What you are asked to do |
Would you set down every entry shown below, precisely as written?

Records for the task |
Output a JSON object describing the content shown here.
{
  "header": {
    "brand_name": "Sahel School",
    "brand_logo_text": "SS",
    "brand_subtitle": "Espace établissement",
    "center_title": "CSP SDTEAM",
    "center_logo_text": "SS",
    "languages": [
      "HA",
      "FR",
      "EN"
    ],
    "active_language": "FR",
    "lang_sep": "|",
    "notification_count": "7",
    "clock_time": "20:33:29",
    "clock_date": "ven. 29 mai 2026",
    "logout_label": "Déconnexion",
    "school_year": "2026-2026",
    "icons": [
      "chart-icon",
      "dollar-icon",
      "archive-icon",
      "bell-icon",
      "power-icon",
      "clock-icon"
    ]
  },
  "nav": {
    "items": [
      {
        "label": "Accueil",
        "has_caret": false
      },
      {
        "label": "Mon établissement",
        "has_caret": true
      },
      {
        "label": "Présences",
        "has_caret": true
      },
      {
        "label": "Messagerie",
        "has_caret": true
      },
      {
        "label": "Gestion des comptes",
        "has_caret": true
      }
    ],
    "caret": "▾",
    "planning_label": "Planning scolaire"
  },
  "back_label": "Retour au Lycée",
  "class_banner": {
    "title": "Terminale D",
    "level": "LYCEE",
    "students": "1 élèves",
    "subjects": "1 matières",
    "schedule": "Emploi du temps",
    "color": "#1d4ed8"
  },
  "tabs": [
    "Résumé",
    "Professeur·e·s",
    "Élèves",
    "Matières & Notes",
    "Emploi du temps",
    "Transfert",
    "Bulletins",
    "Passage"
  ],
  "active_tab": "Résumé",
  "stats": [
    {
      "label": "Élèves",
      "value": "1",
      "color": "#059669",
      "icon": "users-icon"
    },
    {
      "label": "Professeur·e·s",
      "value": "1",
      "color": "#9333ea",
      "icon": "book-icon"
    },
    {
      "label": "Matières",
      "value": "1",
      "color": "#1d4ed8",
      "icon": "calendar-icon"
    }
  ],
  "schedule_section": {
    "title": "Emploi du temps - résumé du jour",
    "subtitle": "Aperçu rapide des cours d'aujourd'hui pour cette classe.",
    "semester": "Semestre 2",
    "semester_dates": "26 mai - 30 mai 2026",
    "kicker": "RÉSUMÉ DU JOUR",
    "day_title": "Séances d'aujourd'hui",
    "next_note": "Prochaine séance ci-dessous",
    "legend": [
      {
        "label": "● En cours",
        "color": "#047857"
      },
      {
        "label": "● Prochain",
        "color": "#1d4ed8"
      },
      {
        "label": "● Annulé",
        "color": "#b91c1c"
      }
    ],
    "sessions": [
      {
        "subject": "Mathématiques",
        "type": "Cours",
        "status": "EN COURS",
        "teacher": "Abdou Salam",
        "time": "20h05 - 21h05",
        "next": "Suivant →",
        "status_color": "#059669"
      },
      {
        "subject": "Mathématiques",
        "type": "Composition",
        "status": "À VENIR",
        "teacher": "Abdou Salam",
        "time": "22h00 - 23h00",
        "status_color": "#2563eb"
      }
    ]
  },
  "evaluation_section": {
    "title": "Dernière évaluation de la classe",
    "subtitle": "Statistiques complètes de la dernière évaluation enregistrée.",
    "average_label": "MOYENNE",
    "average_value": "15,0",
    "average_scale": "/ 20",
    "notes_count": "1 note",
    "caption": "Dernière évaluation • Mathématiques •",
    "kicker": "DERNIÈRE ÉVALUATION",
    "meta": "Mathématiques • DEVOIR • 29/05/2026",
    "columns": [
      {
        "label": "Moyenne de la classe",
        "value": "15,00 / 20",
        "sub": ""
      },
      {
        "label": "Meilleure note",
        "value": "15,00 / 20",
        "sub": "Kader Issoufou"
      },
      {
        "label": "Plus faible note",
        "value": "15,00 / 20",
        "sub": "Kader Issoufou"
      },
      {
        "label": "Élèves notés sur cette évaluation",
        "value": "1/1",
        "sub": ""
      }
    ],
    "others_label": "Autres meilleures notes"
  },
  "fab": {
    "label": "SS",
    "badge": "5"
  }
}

Right answer |
Output a JSON object describing the content shown here.
{
  "header": {
    "brand_name": "Sahel School",
    "brand_logo_text": "SS",
    "brand_subtitle": "Espace établissement",
    "center_title": "CSP SDTEAM",
    "center_logo_text": "SS",
    "languages": [
      "HA",
      "FR",
      "EN"
    ],
    "active_language": "FR",
    "lang_sep": "|",
    "notification_count": "7",
    "clock_time": "20:33:29",
    "clock_date": "ven. 29 mai 2026",
    "logout_label": "Déconnexion",
    "school_year": "2026-2026",
    "icons": [
      "chart-icon",
      "dollar-icon",
      "archive-icon",
      "bell-icon",
      "power-icon",
      "clock-icon"
    ]
  },
  "nav": {
    "items": [
      {
        "label": "Accueil",
        "has_caret": false
      },
      {
        "label": "Mon établissement",
        "has_caret": true
      },
      {
        "label": "Présences",
        "has_caret": true
      },
      {
        "label": "Messagerie",
        "has_caret": true
      },
      {
        "label": "Gestion des comptes",
        "has_caret": true
      }
    ],
    "caret": "▾",
    "planning_label": "Planning scolaire"
  },
  "back_label": "Retour au Lycée",
  "class_banner": {
    "title": "Terminale D",
    "level": "LYCEE",
    "students": "1 élèves",
    "subjects": "1 matières",
    "schedule": "Emploi du temps",
    "color": "#1d4ed8"
  },
  "tabs": [
    "Résumé",
    "Professeur·e·s",
    "Élèves",
    "Matières & Notes",
    "Emploi du temps",
    "Transfert",
    "Bulletins",
    "Passage"
  ],
  "active_tab": "Résumé",
  "stats": [
    {
      "label": "Élèves",
      "value": "1",
      "color": "#059669",
      "icon": "users-icon"
    },
    {
      "label": "Professeur·e·s",
      "value": "1",
      "color": "#9333ea",
      "icon": "book-icon"
    },
    {
      "label": "Matières",
      "value": "1",
      "color": "#1d4ed8",
      "icon": "calendar-icon"
    }
  ],
  "schedule_section": {
    "title": "Emploi du temps - résumé du jour",
    "subtitle": "Aperçu rapide des cours d'aujourd'hui pour cette classe.",
    "semester": "Semestre 2",
    "semester_dates": "26 mai - 30 mai 2026",
    "kicker": "RÉSUMÉ DU JOUR",
    "day_title": "Séances d'aujourd'hui",
    "next_note": "Prochaine séance ci-dessous",
    "legend": [
      {
        "label": "● En cours",
        "color": "#047857"
      },
      {
        "label": "● Prochain",
        "color": "#1d4ed8"
      },
      {
        "label": "● Annulé",
        "color": "#b91c1c"
      }
    ],
    "sessions": [
      {
        "subject": "Mathématiques",
        "type": "Cours",
        "status": "EN COURS",
        "teacher": "Abdou Salam",
        "time": "20h05 - 21h05",
        "next": "Suivant →",
        "status_color": "#059669"
      },
      {
        "subject": "Mathématiques",
        "type": "Composition",
        "status": "À VENIR",
        "teacher": "Abdou Salam",
        "time": "22h00 - 23h00",
        "status_color": "#2563eb"
      }
    ]
  },
  "evaluation_section": {
    "title": "Dernière évaluation de la classe",
    "subtitle": "Statistiques complètes de la dernière évaluation enregistrée.",
    "average_label": "MOYENNE",
    "average_value": "15,0",
    "average_scale": "/ 20",
    "notes_count": "1 note",
    "caption": "Dernière évaluation • Mathématiques •",
    "kicker": "DERNIÈRE ÉVALUATION",
    "meta": "Mathématiques • DEVOIR • 29/05/2026",
    "columns": [
      {
        "label": "Moyenne de la classe",
        "value": "15,00 / 20",
        "sub": ""
      },
      {
        "label": "Meilleure note",
        "value": "15,00 / 20",
        "sub": "Kader Issoufou"
      },
      {
        "label": "Plus faible note",
        "value": "15,00 / 20",
        "sub": "Kader Issoufou"
      },
      {
        "label": "Élèves notés sur cette évaluation",
        "value": "1/1",
        "sub": ""
      }
    ],
    "others_label": "Autres meilleures notes"
  },
  "fab": {
    "label": "SS",
    "badge": "5"
  }
}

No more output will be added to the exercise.